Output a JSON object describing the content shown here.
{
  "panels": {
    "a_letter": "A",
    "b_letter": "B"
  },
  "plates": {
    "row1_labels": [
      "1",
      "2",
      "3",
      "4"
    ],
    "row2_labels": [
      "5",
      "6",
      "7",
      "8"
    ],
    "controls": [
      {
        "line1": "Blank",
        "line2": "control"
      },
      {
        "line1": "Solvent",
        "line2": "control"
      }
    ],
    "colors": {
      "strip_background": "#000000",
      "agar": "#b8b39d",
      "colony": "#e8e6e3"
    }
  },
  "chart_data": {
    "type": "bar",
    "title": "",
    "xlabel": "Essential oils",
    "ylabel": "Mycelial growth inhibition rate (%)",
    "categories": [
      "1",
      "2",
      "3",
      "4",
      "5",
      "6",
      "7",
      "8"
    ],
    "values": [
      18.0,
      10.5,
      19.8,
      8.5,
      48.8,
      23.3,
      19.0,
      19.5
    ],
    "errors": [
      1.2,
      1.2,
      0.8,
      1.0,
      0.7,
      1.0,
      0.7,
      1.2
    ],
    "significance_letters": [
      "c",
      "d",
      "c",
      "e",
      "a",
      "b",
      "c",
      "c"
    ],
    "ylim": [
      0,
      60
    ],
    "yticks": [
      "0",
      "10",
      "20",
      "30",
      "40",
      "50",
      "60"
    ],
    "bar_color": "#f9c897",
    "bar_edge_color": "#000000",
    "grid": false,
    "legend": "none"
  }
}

★ ★ ★ ★ ★

= Written problem =
Print the complete listing again, exactly as it stands.

= Complete output =
Output a JSON object describing the content shown here.
{
  "panels": {
    "a_letter": "A",
    "b_letter": "B"
  },
  "plates": {
    "row1_labels": [
      "1",
      "2",
      "3",
      "4"
    ],
    "row2_labels": [
      "5",
      "6",
      "7",
      "8"
    ],
    "controls": [
      {
        "line1": "Blank",
        "line2": "control"
      },
      {
        "line1": "Solvent",
        "line2": "control"
      }
    ],
    "colors": {
      "strip_background": "#000000",
      "agar": "#b8b39d",
      "colony": "#e8e6e3"
    }
  },
  "chart_data": {
    "type": "bar",
    "title": "",
    "xlabel": "Essential oils",
    "ylabel": "Mycelial growth inhibition rate (%)",
    "categories": [
      "1",
      "2",
      "3",
      "4",
      "5",
      "6",
      "7",
      "8"
    ],
    "values": [
      18.0,
      10.5,
      19.8,
      8.5,
      48.8,
      23.3,
      19.0,
      19.5
    ],
    "errors": [
      1.2,
      1.2,
      0.8,
      1.0,
      0.7,
      1.0,
      0.7,
      1.2
    ],
    "significance_letters": [
      "c",
      "d",
      "c",
      "e",
      "a",
      "b",
      "c",
      "c"
    ],
    "ylim": [
      0,
      60
    ],
    "yticks": [
      "0",
      "10",
      "20",
      "30",
      "40",
      "50",
      "60"
    ],
    "bar_color": "#f9c897",
    "bar_edge_color": "#000000",
    "grid": false,
    "legend": "none"
  }
}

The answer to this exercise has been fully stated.